* BEGIN DATASET EXCERPTS *

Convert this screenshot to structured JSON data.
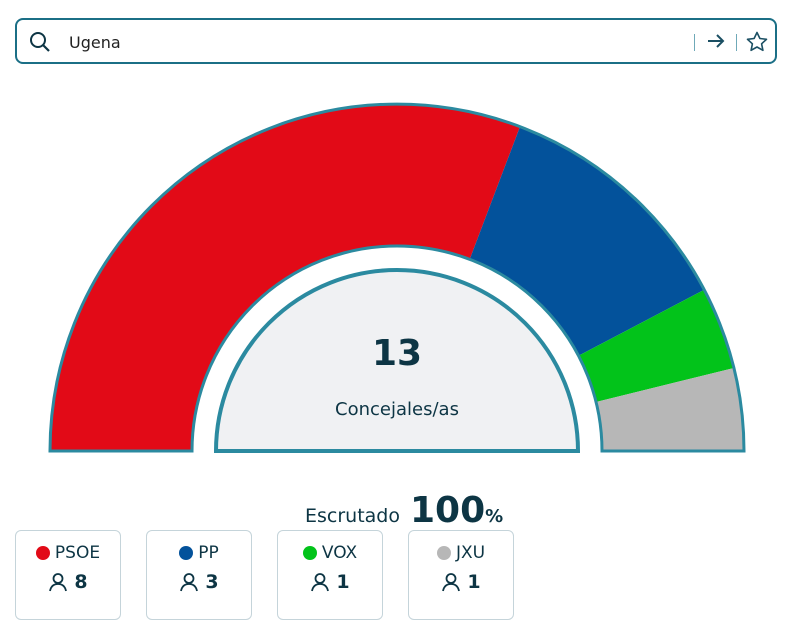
{
  "search": {
    "value": "Ugena",
    "icon": "search-icon"
  },
  "chart_data": {
    "type": "pie",
    "shape": "semicircle-parliament",
    "total": "13",
    "total_label": "Concejales/as",
    "categories": [
      "PSOE",
      "PP",
      "VOX",
      "JXU"
    ],
    "values": [
      8,
      3,
      1,
      1
    ],
    "colors": [
      "#e20a17",
      "#03529b",
      "#02c31a",
      "#b7b7b7"
    ]
  },
  "scrutiny": {
    "label": "Escrutado",
    "value": "100",
    "unit": "%"
  },
  "parties": [
    {
      "name": "PSOE",
      "seats": "8",
      "color": "#e20a17"
    },
    {
      "name": "PP",
      "seats": "3",
      "color": "#03529b"
    },
    {
      "name": "VOX",
      "seats": "1",
      "color": "#02c31a"
    },
    {
      "name": "JXU",
      "seats": "1",
      "color": "#b7b7b7"
    }
  ],
  "accent": "#1b6f86"
}
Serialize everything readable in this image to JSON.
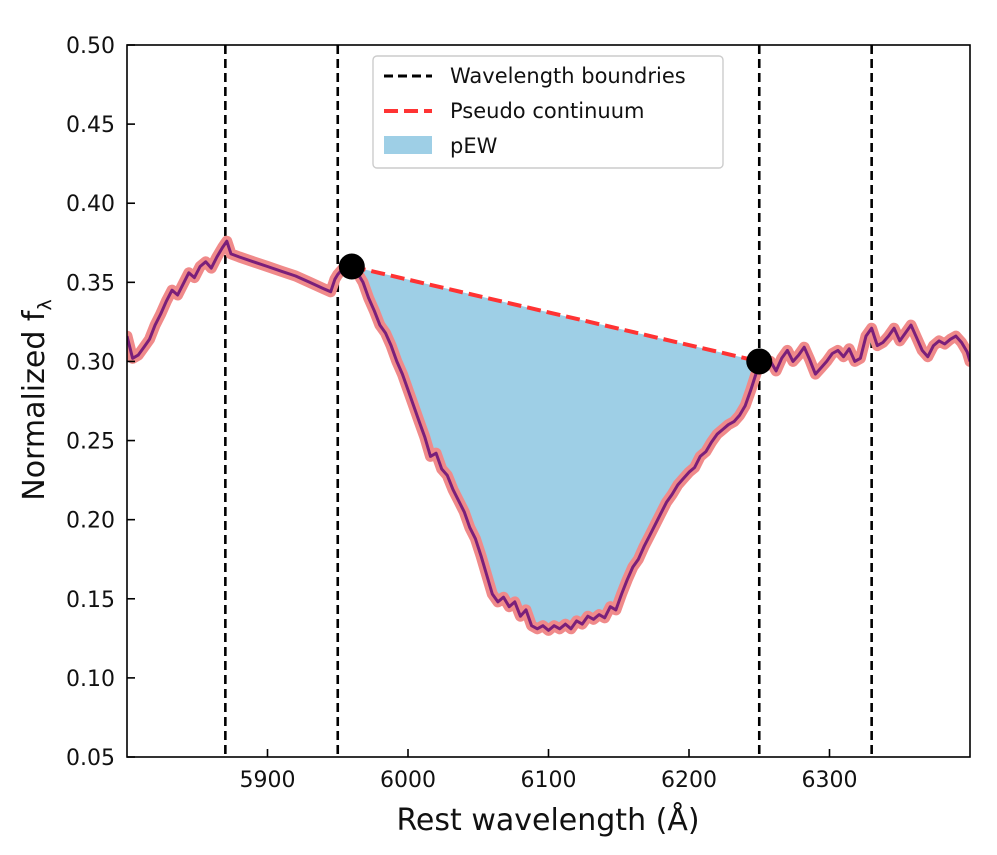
{
  "chart_data": {
    "type": "line",
    "xlabel": "Rest wavelength (Å)",
    "ylabel_main": "Normalized f",
    "ylabel_sub": "λ",
    "xlim": [
      5800,
      6400
    ],
    "ylim": [
      0.05,
      0.5
    ],
    "x_ticks": [
      5900,
      6000,
      6100,
      6200,
      6300
    ],
    "x_tick_labels": [
      "5900",
      "6000",
      "6100",
      "6200",
      "6300"
    ],
    "y_ticks": [
      0.05,
      0.1,
      0.15,
      0.2,
      0.25,
      0.3,
      0.35,
      0.4,
      0.45,
      0.5
    ],
    "y_tick_labels": [
      "0.05",
      "0.10",
      "0.15",
      "0.20",
      "0.25",
      "0.30",
      "0.35",
      "0.40",
      "0.45",
      "0.50"
    ],
    "legend": {
      "position": "upper-center",
      "entries": [
        {
          "label": "Wavelength boundries",
          "style": "black-dashed"
        },
        {
          "label": "Pseudo continuum",
          "style": "red-dashed"
        },
        {
          "label": "pEW",
          "style": "blue-fill"
        }
      ]
    },
    "colors": {
      "spectrum_halo": "#f08a8a",
      "spectrum": "#7a1f7a",
      "continuum": "#ff3333",
      "pew_fill": "#9ecfe6",
      "boundary": "#000000",
      "endpoint": "#000000"
    },
    "boundaries": [
      5870,
      5950,
      6250,
      6330
    ],
    "continuum": {
      "x": [
        5960,
        6250
      ],
      "y": [
        0.36,
        0.3
      ]
    },
    "endpoints": [
      {
        "x": 5960,
        "y": 0.36
      },
      {
        "x": 6250,
        "y": 0.3
      }
    ],
    "spectrum": {
      "x": [
        5800,
        5804,
        5808,
        5812,
        5816,
        5820,
        5824,
        5828,
        5832,
        5836,
        5840,
        5844,
        5848,
        5852,
        5856,
        5860,
        5864,
        5868,
        5871,
        5874,
        5880,
        5890,
        5900,
        5910,
        5920,
        5930,
        5940,
        5945,
        5948,
        5950,
        5953,
        5956,
        5960,
        5964,
        5968,
        5972,
        5976,
        5980,
        5984,
        5988,
        5992,
        5996,
        6000,
        6004,
        6008,
        6012,
        6016,
        6020,
        6024,
        6028,
        6032,
        6036,
        6040,
        6044,
        6048,
        6052,
        6056,
        6060,
        6064,
        6068,
        6072,
        6076,
        6080,
        6084,
        6088,
        6092,
        6096,
        6100,
        6104,
        6108,
        6112,
        6116,
        6120,
        6124,
        6128,
        6132,
        6136,
        6140,
        6144,
        6148,
        6152,
        6156,
        6160,
        6164,
        6168,
        6172,
        6176,
        6180,
        6184,
        6188,
        6192,
        6196,
        6200,
        6204,
        6208,
        6212,
        6216,
        6220,
        6224,
        6228,
        6232,
        6236,
        6240,
        6244,
        6248,
        6250,
        6254,
        6258,
        6262,
        6266,
        6270,
        6274,
        6278,
        6282,
        6286,
        6290,
        6294,
        6298,
        6302,
        6306,
        6310,
        6314,
        6318,
        6322,
        6326,
        6330,
        6334,
        6338,
        6342,
        6346,
        6350,
        6354,
        6358,
        6362,
        6366,
        6370,
        6374,
        6378,
        6382,
        6386,
        6390,
        6394,
        6398,
        6400
      ],
      "y": [
        0.316,
        0.302,
        0.304,
        0.309,
        0.314,
        0.323,
        0.33,
        0.338,
        0.345,
        0.342,
        0.349,
        0.356,
        0.353,
        0.36,
        0.363,
        0.359,
        0.366,
        0.372,
        0.376,
        0.368,
        0.366,
        0.363,
        0.36,
        0.357,
        0.354,
        0.35,
        0.346,
        0.344,
        0.352,
        0.355,
        0.358,
        0.361,
        0.36,
        0.356,
        0.35,
        0.34,
        0.332,
        0.323,
        0.318,
        0.31,
        0.3,
        0.292,
        0.282,
        0.272,
        0.262,
        0.252,
        0.24,
        0.242,
        0.232,
        0.228,
        0.219,
        0.212,
        0.205,
        0.195,
        0.188,
        0.177,
        0.165,
        0.153,
        0.148,
        0.151,
        0.145,
        0.148,
        0.139,
        0.143,
        0.133,
        0.131,
        0.133,
        0.13,
        0.133,
        0.131,
        0.134,
        0.131,
        0.136,
        0.134,
        0.139,
        0.137,
        0.14,
        0.138,
        0.145,
        0.143,
        0.153,
        0.162,
        0.17,
        0.175,
        0.183,
        0.19,
        0.197,
        0.204,
        0.211,
        0.216,
        0.222,
        0.226,
        0.23,
        0.233,
        0.24,
        0.243,
        0.249,
        0.254,
        0.257,
        0.26,
        0.262,
        0.266,
        0.272,
        0.282,
        0.293,
        0.3,
        0.297,
        0.3,
        0.294,
        0.302,
        0.307,
        0.3,
        0.304,
        0.309,
        0.301,
        0.292,
        0.296,
        0.3,
        0.305,
        0.307,
        0.303,
        0.308,
        0.3,
        0.302,
        0.316,
        0.321,
        0.31,
        0.312,
        0.316,
        0.321,
        0.313,
        0.318,
        0.323,
        0.315,
        0.307,
        0.303,
        0.31,
        0.313,
        0.311,
        0.314,
        0.316,
        0.312,
        0.306,
        0.3
      ]
    }
  }
}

* END DATASET EXCERPTS *

Your task is to repeat the data above exactly while excluding the pictures.

Convert this screenshot to structured JSON data.
{
  "search": {
    "value": "Ugena",
    "icon": "search-icon"
  },
  "chart_data": {
    "type": "pie",
    "shape": "semicircle-parliament",
    "total": "13",
    "total_label": "Concejales/as",
    "categories": [
      "PSOE",
      "PP",
      "VOX",
      "JXU"
    ],
    "values": [
      8,
      3,
      1,
      1
    ],
    "colors": [
      "#e20a17",
      "#03529b",
      "#02c31a",
      "#b7b7b7"
    ]
  },
  "scrutiny": {
    "label": "Escrutado",
    "value": "100",
    "unit": "%"
  },
  "parties": [
    {
      "name": "PSOE",
      "seats": "8",
      "color": "#e20a17"
    },
    {
      "name": "PP",
      "seats": "3",
      "color": "#03529b"
    },
    {
      "name": "VOX",
      "seats": "1",
      "color": "#02c31a"
    },
    {
      "name": "JXU",
      "seats": "1",
      "color": "#b7b7b7"
    }
  ],
  "accent": "#1b6f86"
}
Serialize everything readable in this image to JSON.
{
  "chart_data": {
    "type": "line",
    "xlabel": "Rest wavelength (Å)",
    "ylabel_main": "Normalized f",
    "ylabel_sub": "λ",
    "xlim": [
      5800,
      6400
    ],
    "ylim": [
      0.05,
      0.5
    ],
    "x_ticks": [
      5900,
      6000,
      6100,
      6200,
      6300
    ],
    "x_tick_labels": [
      "5900",
      "6000",
      "6100",
      "6200",
      "6300"
    ],
    "y_ticks": [
      0.05,
      0.1,
      0.15,
      0.2,
      0.25,
      0.3,
      0.35,
      0.4,
      0.45,
      0.5
    ],
    "y_tick_labels": [
      "0.05",
      "0.10",
      "0.15",
      "0.20",
      "0.25",
      "0.30",
      "0.35",
      "0.40",
      "0.45",
      "0.50"
    ],
    "legend": {
      "position": "upper-center",
      "entries": [
        {
          "label": "Wavelength boundries",
          "style": "black-dashed"
        },
        {
          "label": "Pseudo continuum",
          "style": "red-dashed"
        },
        {
          "label": "pEW",
          "style": "blue-fill"
        }
      ]
    },
    "colors": {
      "spectrum_halo": "#f08a8a",
      "spectrum": "#7a1f7a",
      "continuum": "#ff3333",
      "pew_fill": "#9ecfe6",
      "boundary": "#000000",
      "endpoint": "#000000"
    },
    "boundaries": [
      5870,
      5950,
      6250,
      6330
    ],
    "continuum": {
      "x": [
        5960,
        6250
      ],
      "y": [
        0.36,
        0.3
      ]
    },
    "endpoints": [
      {
        "x": 5960,
        "y": 0.36
      },
      {
        "x": 6250,
        "y": 0.3
      }
    ],
    "spectrum": {
      "x": [
        5800,
        5804,
        5808,
        5812,
        5816,
        5820,
        5824,
        5828,
        5832,
        5836,
        5840,
        5844,
        5848,
        5852,
        5856,
        5860,
        5864,
        5868,
        5871,
        5874,
        5880,
        5890,
        5900,
        5910,
        5920,
        5930,
        5940,
        5945,
        5948,
        5950,
        5953,
        5956,
        5960,
        5964,
        5968,
        5972,
        5976,
        5980,
        5984,
        5988,
        5992,
        5996,
        6000,
        6004,
        6008,
        6012,
        6016,
        6020,
        6024,
        6028,
        6032,
        6036,
        6040,
        6044,
        6048,
        6052,
        6056,
        6060,
        6064,
        6068,
        6072,
        6076,
        6080,
        6084,
        6088,
        6092,
        6096,
        6100,
        6104,
        6108,
        6112,
        6116,
        6120,
        6124,
        6128,
        6132,
        6136,
        6140,
        6144,
        6148,
        6152,
        6156,
        6160,
        6164,
        6168,
        6172,
        6176,
        6180,
        6184,
        6188,
        6192,
        6196,
        6200,
        6204,
        6208,
        6212,
        6216,
        6220,
        6224,
        6228,
        6232,
        6236,
        6240,
        6244,
        6248,
        6250,
        6254,
        6258,
        6262,
        6266,
        6270,
        6274,
        6278,
        6282,
        6286,
        6290,
        6294,
        6298,
        6302,
        6306,
        6310,
        6314,
        6318,
        6322,
        6326,
        6330,
        6334,
        6338,
        6342,
        6346,
        6350,
        6354,
        6358,
        6362,
        6366,
        6370,
        6374,
        6378,
        6382,
        6386,
        6390,
        6394,
        6398,
        6400
      ],
      "y": [
        0.316,
        0.302,
        0.304,
        0.309,
        0.314,
        0.323,
        0.33,
        0.338,
        0.345,
        0.342,
        0.349,
        0.356,
        0.353,
        0.36,
        0.363,
        0.359,
        0.366,
        0.372,
        0.376,
        0.368,
        0.366,
        0.363,
        0.36,
        0.357,
        0.354,
        0.35,
        0.346,
        0.344,
        0.352,
        0.355,
        0.358,
        0.361,
        0.36,
        0.356,
        0.35,
        0.34,
        0.332,
        0.323,
        0.318,
        0.31,
        0.3,
        0.292,
        0.282,
        0.272,
        0.262,
        0.252,
        0.24,
        0.242,
        0.232,
        0.228,
        0.219,
        0.212,
        0.205,
        0.195,
        0.188,
        0.177,
        0.165,
        0.153,
        0.148,
        0.151,
        0.145,
        0.148,
        0.139,
        0.143,
        0.133,
        0.131,
        0.133,
        0.13,
        0.133,
        0.131,
        0.134,
        0.131,
        0.136,
        0.134,
        0.139,
        0.137,
        0.14,
        0.138,
        0.145,
        0.143,
        0.153,
        0.162,
        0.17,
        0.175,
        0.183,
        0.19,
        0.197,
        0.204,
        0.211,
        0.216,
        0.222,
        0.226,
        0.23,
        0.233,
        0.24,
        0.243,
        0.249,
        0.254,
        0.257,
        0.26,
        0.262,
        0.266,
        0.272,
        0.282,
        0.293,
        0.3,
        0.297,
        0.3,
        0.294,
        0.302,
        0.307,
        0.3,
        0.304,
        0.309,
        0.301,
        0.292,
        0.296,
        0.3,
        0.305,
        0.307,
        0.303,
        0.308,
        0.3,
        0.302,
        0.316,
        0.321,
        0.31,
        0.312,
        0.316,
        0.321,
        0.313,
        0.318,
        0.323,
        0.315,
        0.307,
        0.303,
        0.31,
        0.313,
        0.311,
        0.314,
        0.316,
        0.312,
        0.306,
        0.3
      ]
    }
  }
}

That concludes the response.